* _Task to carry out_: Will you print the material below without altering a single character?

*** Record list ***

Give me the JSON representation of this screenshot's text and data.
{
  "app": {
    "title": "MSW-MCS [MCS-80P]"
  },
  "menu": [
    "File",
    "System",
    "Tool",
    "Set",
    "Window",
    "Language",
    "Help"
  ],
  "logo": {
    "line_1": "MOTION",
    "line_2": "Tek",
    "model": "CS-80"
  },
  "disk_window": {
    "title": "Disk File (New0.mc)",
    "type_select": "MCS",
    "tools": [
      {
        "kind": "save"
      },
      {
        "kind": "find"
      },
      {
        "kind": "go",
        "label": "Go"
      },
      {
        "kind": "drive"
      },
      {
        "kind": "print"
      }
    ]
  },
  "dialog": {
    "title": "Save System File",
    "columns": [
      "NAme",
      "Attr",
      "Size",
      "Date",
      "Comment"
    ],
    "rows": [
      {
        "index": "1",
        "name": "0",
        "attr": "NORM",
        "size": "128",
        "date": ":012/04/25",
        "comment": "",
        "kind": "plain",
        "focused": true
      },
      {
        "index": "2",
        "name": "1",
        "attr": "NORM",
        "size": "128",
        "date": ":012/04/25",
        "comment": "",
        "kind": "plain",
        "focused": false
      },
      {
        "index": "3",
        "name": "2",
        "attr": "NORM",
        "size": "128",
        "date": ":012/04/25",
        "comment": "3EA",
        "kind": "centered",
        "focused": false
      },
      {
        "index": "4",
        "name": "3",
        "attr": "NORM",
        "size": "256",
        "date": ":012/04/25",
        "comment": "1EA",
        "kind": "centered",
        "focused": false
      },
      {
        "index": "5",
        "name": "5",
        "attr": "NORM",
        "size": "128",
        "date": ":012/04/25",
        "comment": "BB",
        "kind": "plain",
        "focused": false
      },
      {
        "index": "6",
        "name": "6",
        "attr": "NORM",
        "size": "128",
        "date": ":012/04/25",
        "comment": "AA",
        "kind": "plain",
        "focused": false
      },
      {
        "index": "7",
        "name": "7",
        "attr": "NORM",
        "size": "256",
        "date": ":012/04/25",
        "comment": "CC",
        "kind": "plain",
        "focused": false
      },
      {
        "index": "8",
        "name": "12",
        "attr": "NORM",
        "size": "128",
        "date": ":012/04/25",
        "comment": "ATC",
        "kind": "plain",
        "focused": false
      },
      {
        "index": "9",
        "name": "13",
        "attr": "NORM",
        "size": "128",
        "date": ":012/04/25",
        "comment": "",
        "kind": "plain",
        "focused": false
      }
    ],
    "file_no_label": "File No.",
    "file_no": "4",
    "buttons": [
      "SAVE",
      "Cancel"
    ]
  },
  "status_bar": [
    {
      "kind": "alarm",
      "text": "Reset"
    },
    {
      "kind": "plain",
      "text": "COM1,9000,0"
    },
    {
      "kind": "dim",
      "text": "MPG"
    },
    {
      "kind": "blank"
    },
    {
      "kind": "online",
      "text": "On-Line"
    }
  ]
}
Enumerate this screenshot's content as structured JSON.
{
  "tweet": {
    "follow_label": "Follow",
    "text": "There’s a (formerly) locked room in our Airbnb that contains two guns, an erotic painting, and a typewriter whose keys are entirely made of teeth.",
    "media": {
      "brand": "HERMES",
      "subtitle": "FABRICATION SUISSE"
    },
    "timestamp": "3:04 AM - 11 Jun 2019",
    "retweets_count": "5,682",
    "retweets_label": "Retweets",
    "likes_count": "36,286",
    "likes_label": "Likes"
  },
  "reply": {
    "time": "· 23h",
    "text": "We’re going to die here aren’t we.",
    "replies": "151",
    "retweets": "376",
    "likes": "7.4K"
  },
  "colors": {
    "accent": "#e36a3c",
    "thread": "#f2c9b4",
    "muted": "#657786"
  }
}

***

* _Finished task_:
Give me the JSON representation of this screenshot's text and data.
{
  "app": {
    "title": "MSW-MCS [MCS-80P]"
  },
  "menu": [
    "File",
    "System",
    "Tool",
    "Set",
    "Window",
    "Language",
    "Help"
  ],
  "logo": {
    "line_1": "MOTION",
    "line_2": "Tek",
    "model": "CS-80"
  },
  "disk_window": {
    "title": "Disk File (New0.mc)",
    "type_select": "MCS",
    "tools": [
      {
        "kind": "save"
      },
      {
        "kind": "find"
      },
      {
        "kind": "go",
        "label": "Go"
      },
      {
        "kind": "drive"
      },
      {
        "kind": "print"
      }
    ]
  },
  "dialog": {
    "title": "Save System File",
    "columns": [
      "NAme",
      "Attr",
      "Size",
      "Date",
      "Comment"
    ],
    "rows": [
      {
        "index": "1",
        "name": "0",
        "attr": "NORM",
        "size": "128",
        "date": ":012/04/25",
        "comment": "",
        "kind": "plain",
        "focused": true
      },
      {
        "index": "2",
        "name": "1",
        "attr": "NORM",
        "size": "128",
        "date": ":012/04/25",
        "comment": "",
        "kind": "plain",
        "focused": false
      },
      {
        "index": "3",
        "name": "2",
        "attr": "NORM",
        "size": "128",
        "date": ":012/04/25",
        "comment": "3EA",
        "kind": "centered",
        "focused": false
      },
      {
        "index": "4",
        "name": "3",
        "attr": "NORM",
        "size": "256",
        "date": ":012/04/25",
        "comment": "1EA",
        "kind": "centered",
        "focused": false
      },
      {
        "index": "5",
        "name": "5",
        "attr": "NORM",
        "size": "128",
        "date": ":012/04/25",
        "comment": "BB",
        "kind": "plain",
        "focused": false
      },
      {
        "index": "6",
        "name": "6",
        "attr": "NORM",
        "size": "128",
        "date": ":012/04/25",
        "comment": "AA",
        "kind": "plain",
        "focused": false
      },
      {
        "index": "7",
        "name": "7",
        "attr": "NORM",
        "size": "256",
        "date": ":012/04/25",
        "comment": "CC",
        "kind": "plain",
        "focused": false
      },
      {
        "index": "8",
        "name": "12",
        "attr": "NORM",
        "size": "128",
        "date": ":012/04/25",
        "comment": "ATC",
        "kind": "plain",
        "focused": false
      },
      {
        "index": "9",
        "name": "13",
        "attr": "NORM",
        "size": "128",
        "date": ":012/04/25",
        "comment": "",
        "kind": "plain",
        "focused": false
      }
    ],
    "file_no_label": "File No.",
    "file_no": "4",
    "buttons": [
      "SAVE",
      "Cancel"
    ]
  },
  "status_bar": [
    {
      "kind": "alarm",
      "text": "Reset"
    },
    {
      "kind": "plain",
      "text": "COM1,9000,0"
    },
    {
      "kind": "dim",
      "text": "MPG"
    },
    {
      "kind": "blank"
    },
    {
      "kind": "online",
      "text": "On-Line"
    }
  ]
}
Enumerate this screenshot's content as structured JSON.
{
  "tweet": {
    "follow_label": "Follow",
    "text": "There’s a (formerly) locked room in our Airbnb that contains two guns, an erotic painting, and a typewriter whose keys are entirely made of teeth.",
    "media": {
      "brand": "HERMES",
      "subtitle": "FABRICATION SUISSE"
    },
    "timestamp": "3:04 AM - 11 Jun 2019",
    "retweets_count": "5,682",
    "retweets_label": "Retweets",
    "likes_count": "36,286",
    "likes_label": "Likes"
  },
  "reply": {
    "time": "· 23h",
    "text": "We’re going to die here aren’t we.",
    "replies": "151",
    "retweets": "376",
    "likes": "7.4K"
  },
  "colors": {
    "accent": "#e36a3c",
    "thread": "#f2c9b4",
    "muted": "#657786"
  }
}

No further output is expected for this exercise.